● **Your objective**
Transcribe the whole listing below without changing a word, but leave out every image.

━━━━━━━━━━━━━━━━

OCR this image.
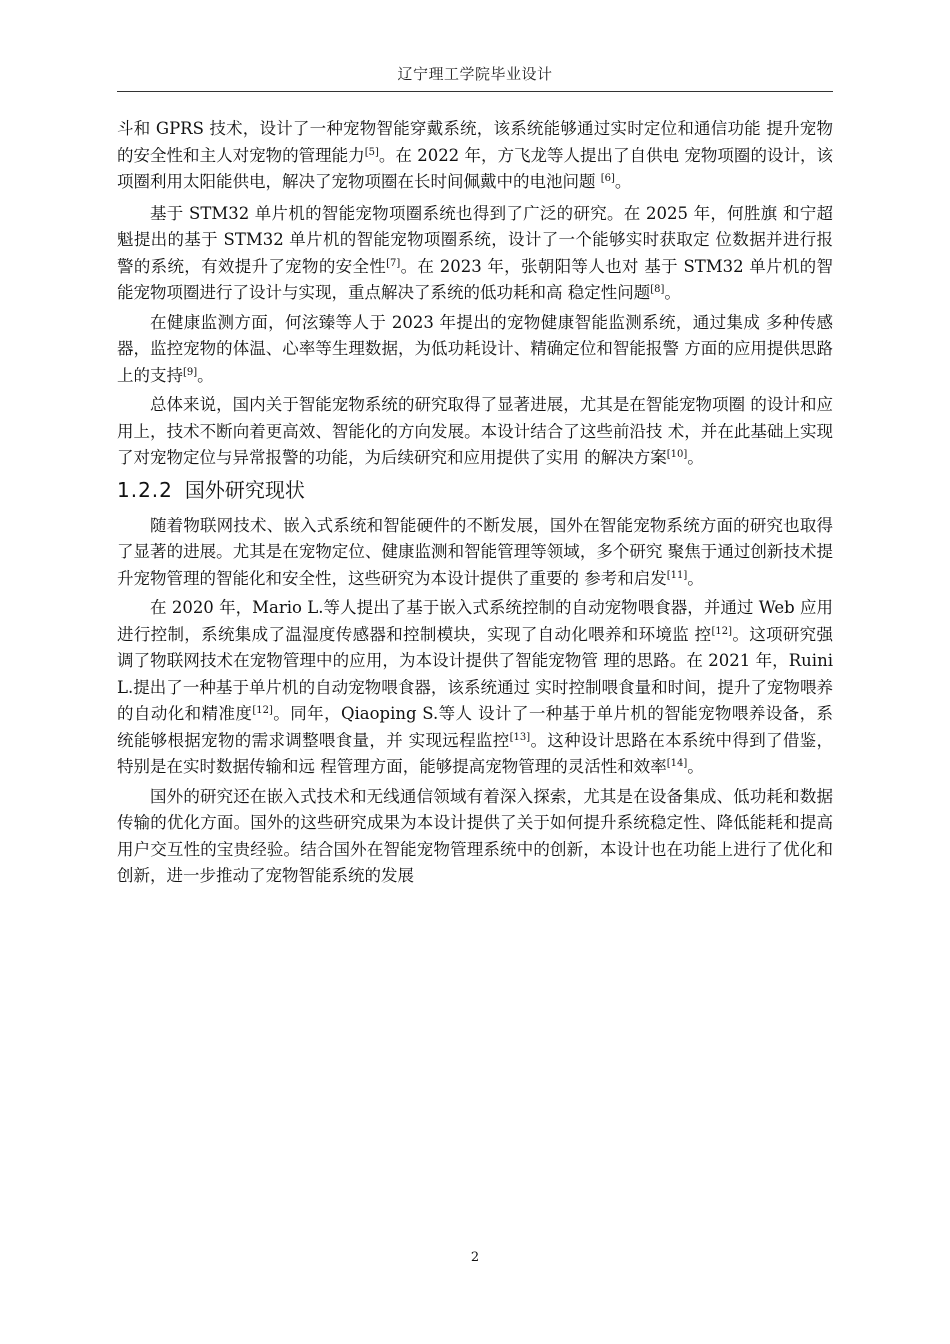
辽宁理工学院毕业设计

斗和 GPRS 技术，设计了一种宠物智能穿戴系统，该系统能够通过实时定位和通信功能 提升宠物的安全性和主人对宠物的管理能力[5]。在 2022 年，方飞龙等人提出了自供电 宠物项圈的设计，该项圈利用太阳能供电，解决了宠物项圈在长时间佩戴中的电池问题 [6]。

基于 STM32 单片机的智能宠物项圈系统也得到了广泛的研究。在 2025 年，何胜旗 和宁超魁提出的基于 STM32 单片机的智能宠物项圈系统，设计了一个能够实时获取定 位数据并进行报警的系统，有效提升了宠物的安全性[7]。在 2023 年，张朝阳等人也对 基于 STM32 单片机的智能宠物项圈进行了设计与实现，重点解决了系统的低功耗和高 稳定性问题[8]。

在健康监测方面，何泫臻等人于 2023 年提出的宠物健康智能监测系统，通过集成 多种传感器，监控宠物的体温、心率等生理数据，为低功耗设计、精确定位和智能报警 方面的应用提供思路上的支持[9]。

总体来说，国内关于智能宠物系统的研究取得了显著进展，尤其是在智能宠物项圈 的设计和应用上，技术不断向着更高效、智能化的方向发展。本设计结合了这些前沿技 术，并在此基础上实现了对宠物定位与异常报警的功能，为后续研究和应用提供了实用 的解决方案[10]。

1.2.2 国外研究现状

随着物联网技术、嵌入式系统和智能硬件的不断发展，国外在智能宠物系统方面的研究也取得了显著的进展。尤其是在宠物定位、健康监测和智能管理等领域，多个研究 聚焦于通过创新技术提升宠物管理的智能化和安全性，这些研究为本设计提供了重要的 参考和启发[11]。

在 2020 年，Mario L.等人提出了基于嵌入式系统控制的自动宠物喂食器，并通过 Web 应用进行控制，系统集成了温湿度传感器和控制模块，实现了自动化喂养和环境监 控[12]。这项研究强调了物联网技术在宠物管理中的应用，为本设计提供了智能宠物管 理的思路。在 2021 年，Ruini L.提出了一种基于单片机的自动宠物喂食器，该系统通过 实时控制喂食量和时间，提升了宠物喂养的自动化和精准度[12]。同年，Qiaoping S.等人 设计了一种基于单片机的智能宠物喂养设备，系统能够根据宠物的需求调整喂食量，并 实现远程监控[13]。这种设计思路在本系统中得到了借鉴，特别是在实时数据传输和远 程管理方面，能够提高宠物管理的灵活性和效率[14]。

国外的研究还在嵌入式技术和无线通信领域有着深入探索，尤其是在设备集成、低功耗和数据传输的优化方面。国外的这些研究成果为本设计提供了关于如何提升系统稳定性、降低能耗和提高用户交互性的宝贵经验。结合国外在智能宠物管理系统中的创新，本设计也在功能上进行了优化和创新，进一步推动了宠物智能系统的发展

2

━━━━━━━━━━━━━━━━

● **Worked answer**
OCR this image.
辽宁理工学院毕业设计

斗和 GPRS 技术，设计了一种宠物智能穿戴系统，该系统能够通过实时定位和通信功能 提升宠物的安全性和主人对宠物的管理能力[5]。在 2022 年，方飞龙等人提出了自供电 宠物项圈的设计，该项圈利用太阳能供电，解决了宠物项圈在长时间佩戴中的电池问题 [6]。

基于 STM32 单片机的智能宠物项圈系统也得到了广泛的研究。在 2025 年，何胜旗 和宁超魁提出的基于 STM32 单片机的智能宠物项圈系统，设计了一个能够实时获取定 位数据并进行报警的系统，有效提升了宠物的安全性[7]。在 2023 年，张朝阳等人也对 基于 STM32 单片机的智能宠物项圈进行了设计与实现，重点解决了系统的低功耗和高 稳定性问题[8]。

在健康监测方面，何泫臻等人于 2023 年提出的宠物健康智能监测系统，通过集成 多种传感器，监控宠物的体温、心率等生理数据，为低功耗设计、精确定位和智能报警 方面的应用提供思路上的支持[9]。

总体来说，国内关于智能宠物系统的研究取得了显著进展，尤其是在智能宠物项圈 的设计和应用上，技术不断向着更高效、智能化的方向发展。本设计结合了这些前沿技 术，并在此基础上实现了对宠物定位与异常报警的功能，为后续研究和应用提供了实用 的解决方案[10]。

1.2.2 国外研究现状

随着物联网技术、嵌入式系统和智能硬件的不断发展，国外在智能宠物系统方面的研究也取得了显著的进展。尤其是在宠物定位、健康监测和智能管理等领域，多个研究 聚焦于通过创新技术提升宠物管理的智能化和安全性，这些研究为本设计提供了重要的 参考和启发[11]。

在 2020 年，Mario L.等人提出了基于嵌入式系统控制的自动宠物喂食器，并通过 Web 应用进行控制，系统集成了温湿度传感器和控制模块，实现了自动化喂养和环境监 控[12]。这项研究强调了物联网技术在宠物管理中的应用，为本设计提供了智能宠物管 理的思路。在 2021 年，Ruini L.提出了一种基于单片机的自动宠物喂食器，该系统通过 实时控制喂食量和时间，提升了宠物喂养的自动化和精准度[12]。同年，Qiaoping S.等人 设计了一种基于单片机的智能宠物喂养设备，系统能够根据宠物的需求调整喂食量，并 实现远程监控[13]。这种设计思路在本系统中得到了借鉴，特别是在实时数据传输和远 程管理方面，能够提高宠物管理的灵活性和效率[14]。

国外的研究还在嵌入式技术和无线通信领域有着深入探索，尤其是在设备集成、低功耗和数据传输的优化方面。国外的这些研究成果为本设计提供了关于如何提升系统稳定性、降低能耗和提高用户交互性的宝贵经验。结合国外在智能宠物管理系统中的创新，本设计也在功能上进行了优化和创新，进一步推动了宠物智能系统的发展

2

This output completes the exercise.